Source material:
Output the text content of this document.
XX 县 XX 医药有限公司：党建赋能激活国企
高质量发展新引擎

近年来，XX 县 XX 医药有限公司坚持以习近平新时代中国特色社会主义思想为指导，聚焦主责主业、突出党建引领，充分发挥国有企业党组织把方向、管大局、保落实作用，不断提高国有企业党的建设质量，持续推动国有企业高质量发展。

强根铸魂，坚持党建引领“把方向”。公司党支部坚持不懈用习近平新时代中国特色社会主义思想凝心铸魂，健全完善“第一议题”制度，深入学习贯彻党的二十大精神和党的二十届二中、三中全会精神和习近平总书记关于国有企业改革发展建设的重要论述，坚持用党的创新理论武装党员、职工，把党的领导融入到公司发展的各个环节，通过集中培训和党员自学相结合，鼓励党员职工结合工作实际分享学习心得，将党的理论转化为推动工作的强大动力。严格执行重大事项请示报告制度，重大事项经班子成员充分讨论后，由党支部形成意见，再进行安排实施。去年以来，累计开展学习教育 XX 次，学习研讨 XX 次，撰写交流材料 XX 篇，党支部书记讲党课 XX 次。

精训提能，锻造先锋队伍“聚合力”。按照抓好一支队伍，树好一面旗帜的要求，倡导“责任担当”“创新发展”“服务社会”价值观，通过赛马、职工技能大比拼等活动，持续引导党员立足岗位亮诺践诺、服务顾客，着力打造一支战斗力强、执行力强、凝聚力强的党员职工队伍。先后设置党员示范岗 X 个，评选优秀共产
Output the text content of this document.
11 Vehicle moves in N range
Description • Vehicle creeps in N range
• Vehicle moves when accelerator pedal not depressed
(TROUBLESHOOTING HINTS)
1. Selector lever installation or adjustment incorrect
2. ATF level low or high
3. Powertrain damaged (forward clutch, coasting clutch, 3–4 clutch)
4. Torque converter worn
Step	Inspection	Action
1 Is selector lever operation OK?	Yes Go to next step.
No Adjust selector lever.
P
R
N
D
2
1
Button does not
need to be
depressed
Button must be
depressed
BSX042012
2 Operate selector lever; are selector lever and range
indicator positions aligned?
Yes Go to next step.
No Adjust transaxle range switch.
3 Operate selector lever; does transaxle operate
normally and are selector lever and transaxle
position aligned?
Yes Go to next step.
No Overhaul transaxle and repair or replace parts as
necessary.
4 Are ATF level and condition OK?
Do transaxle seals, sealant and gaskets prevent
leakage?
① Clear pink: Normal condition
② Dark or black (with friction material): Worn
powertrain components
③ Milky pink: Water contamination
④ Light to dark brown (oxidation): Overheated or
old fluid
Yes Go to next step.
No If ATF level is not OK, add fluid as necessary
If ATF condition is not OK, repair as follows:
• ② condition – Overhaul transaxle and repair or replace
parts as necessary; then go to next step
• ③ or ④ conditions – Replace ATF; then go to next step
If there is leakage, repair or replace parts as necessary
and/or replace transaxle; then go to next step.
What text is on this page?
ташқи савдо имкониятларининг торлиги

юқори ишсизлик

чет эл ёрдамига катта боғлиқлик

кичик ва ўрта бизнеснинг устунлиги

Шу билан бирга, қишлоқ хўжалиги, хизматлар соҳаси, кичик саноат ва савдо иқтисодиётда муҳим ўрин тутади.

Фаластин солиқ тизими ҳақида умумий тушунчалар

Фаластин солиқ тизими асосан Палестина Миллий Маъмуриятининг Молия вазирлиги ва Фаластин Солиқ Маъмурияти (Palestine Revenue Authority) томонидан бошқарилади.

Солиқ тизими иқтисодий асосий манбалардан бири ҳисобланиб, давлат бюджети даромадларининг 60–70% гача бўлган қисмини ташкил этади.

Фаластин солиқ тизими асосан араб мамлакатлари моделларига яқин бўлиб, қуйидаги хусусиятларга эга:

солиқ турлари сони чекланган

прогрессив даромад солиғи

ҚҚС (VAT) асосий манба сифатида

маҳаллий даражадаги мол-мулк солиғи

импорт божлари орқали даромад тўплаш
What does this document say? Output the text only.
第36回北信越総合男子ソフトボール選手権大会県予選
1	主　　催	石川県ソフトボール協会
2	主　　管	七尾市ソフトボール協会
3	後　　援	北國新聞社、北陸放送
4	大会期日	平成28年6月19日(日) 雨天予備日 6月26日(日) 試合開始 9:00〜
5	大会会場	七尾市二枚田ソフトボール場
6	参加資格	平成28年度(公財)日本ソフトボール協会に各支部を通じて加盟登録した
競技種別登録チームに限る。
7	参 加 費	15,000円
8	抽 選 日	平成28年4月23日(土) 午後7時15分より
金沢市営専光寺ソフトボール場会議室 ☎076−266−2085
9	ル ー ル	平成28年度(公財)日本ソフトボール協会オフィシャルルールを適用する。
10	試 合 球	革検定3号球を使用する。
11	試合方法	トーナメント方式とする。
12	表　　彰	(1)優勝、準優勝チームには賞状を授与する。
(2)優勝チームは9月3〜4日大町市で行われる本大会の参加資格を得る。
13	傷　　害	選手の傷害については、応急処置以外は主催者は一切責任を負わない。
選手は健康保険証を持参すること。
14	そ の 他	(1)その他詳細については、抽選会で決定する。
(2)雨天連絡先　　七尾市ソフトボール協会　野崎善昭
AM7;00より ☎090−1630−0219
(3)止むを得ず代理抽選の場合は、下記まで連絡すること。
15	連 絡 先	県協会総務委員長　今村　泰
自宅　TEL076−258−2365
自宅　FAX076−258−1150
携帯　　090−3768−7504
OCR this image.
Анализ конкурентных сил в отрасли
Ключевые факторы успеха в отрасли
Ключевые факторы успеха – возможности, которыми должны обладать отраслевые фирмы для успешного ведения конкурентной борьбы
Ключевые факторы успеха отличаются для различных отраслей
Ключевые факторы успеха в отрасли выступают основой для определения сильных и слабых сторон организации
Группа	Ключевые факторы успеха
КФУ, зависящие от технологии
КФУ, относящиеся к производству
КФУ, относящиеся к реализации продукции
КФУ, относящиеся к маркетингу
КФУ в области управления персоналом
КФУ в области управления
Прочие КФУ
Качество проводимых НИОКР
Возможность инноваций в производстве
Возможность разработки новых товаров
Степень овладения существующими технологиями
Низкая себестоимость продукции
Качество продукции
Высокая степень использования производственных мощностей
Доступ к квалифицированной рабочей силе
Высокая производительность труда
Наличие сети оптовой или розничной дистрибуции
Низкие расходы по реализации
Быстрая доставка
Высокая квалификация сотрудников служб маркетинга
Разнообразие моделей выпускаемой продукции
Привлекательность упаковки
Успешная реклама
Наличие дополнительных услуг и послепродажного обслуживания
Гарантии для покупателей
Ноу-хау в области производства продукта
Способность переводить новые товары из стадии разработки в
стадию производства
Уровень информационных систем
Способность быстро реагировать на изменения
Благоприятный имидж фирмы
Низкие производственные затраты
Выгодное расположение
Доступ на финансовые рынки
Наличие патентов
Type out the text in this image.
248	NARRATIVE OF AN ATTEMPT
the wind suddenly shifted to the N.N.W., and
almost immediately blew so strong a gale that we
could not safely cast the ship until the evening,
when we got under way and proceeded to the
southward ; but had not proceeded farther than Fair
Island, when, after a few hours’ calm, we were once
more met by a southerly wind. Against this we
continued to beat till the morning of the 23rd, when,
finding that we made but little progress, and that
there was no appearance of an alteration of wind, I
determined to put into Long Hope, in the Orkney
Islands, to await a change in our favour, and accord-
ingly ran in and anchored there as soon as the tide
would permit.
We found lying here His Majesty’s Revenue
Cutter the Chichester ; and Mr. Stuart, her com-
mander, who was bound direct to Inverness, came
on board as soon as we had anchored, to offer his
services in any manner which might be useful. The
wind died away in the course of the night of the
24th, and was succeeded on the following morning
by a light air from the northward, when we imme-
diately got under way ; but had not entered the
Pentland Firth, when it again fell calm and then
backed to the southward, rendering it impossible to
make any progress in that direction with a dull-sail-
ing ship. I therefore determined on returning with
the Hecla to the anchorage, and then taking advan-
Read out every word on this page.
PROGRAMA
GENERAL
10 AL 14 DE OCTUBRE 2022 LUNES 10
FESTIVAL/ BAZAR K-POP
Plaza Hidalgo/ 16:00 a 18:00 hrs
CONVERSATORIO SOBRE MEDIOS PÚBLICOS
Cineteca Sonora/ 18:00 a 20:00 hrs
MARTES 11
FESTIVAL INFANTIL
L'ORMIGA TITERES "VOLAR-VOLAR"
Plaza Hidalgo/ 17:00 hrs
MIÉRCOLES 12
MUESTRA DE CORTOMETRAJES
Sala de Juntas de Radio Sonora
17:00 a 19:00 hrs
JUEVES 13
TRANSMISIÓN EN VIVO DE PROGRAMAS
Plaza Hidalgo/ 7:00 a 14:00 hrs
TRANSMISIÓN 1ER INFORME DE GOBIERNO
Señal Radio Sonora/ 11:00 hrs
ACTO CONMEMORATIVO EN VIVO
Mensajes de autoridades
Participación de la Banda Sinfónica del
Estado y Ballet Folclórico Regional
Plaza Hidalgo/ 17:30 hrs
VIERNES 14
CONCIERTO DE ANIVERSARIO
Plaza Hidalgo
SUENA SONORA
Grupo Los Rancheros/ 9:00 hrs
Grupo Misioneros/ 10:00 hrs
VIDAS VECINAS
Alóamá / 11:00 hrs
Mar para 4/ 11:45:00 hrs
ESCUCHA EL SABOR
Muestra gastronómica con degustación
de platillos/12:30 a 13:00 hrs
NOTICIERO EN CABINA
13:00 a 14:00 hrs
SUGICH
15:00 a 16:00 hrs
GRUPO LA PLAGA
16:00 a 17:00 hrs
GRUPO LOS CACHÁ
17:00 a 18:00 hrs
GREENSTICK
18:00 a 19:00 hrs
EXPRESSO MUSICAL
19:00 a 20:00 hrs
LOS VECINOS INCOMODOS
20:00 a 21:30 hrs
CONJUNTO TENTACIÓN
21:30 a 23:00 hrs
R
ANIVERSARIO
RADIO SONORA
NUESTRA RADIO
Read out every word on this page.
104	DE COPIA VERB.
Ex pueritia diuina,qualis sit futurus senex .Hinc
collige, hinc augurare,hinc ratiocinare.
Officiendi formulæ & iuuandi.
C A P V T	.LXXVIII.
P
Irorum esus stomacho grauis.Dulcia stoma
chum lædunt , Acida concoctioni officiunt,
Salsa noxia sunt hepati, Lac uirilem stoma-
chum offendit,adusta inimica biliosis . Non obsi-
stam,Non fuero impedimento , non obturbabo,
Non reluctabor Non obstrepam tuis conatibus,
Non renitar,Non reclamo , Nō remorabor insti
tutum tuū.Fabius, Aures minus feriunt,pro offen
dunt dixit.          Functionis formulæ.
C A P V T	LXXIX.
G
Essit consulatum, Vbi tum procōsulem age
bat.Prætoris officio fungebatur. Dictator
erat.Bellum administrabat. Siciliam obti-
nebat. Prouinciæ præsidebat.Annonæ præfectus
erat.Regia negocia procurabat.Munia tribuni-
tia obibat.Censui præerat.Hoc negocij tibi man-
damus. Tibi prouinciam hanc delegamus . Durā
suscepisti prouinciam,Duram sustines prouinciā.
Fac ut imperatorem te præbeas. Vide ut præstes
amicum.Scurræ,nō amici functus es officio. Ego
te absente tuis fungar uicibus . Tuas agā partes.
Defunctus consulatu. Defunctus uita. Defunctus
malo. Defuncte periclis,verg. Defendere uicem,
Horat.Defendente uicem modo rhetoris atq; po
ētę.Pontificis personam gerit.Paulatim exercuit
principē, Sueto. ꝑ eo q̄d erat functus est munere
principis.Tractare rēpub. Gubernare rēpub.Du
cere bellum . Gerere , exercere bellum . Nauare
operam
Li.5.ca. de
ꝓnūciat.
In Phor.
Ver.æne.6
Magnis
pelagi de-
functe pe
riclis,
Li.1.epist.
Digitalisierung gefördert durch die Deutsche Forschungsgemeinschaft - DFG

What to produce: From the data above, copy each line that has the string "transaxle".

Full output:
No Adjust transaxle range switch.
3 Operate selector lever; does transaxle operate
normally and are selector lever and transaxle
No Overhaul transaxle and repair or replace parts as
Do transaxle seals, sealant and gaskets prevent
• ② condition – Overhaul transaxle and repair or replace
and/or replace transaxle; then go to next step.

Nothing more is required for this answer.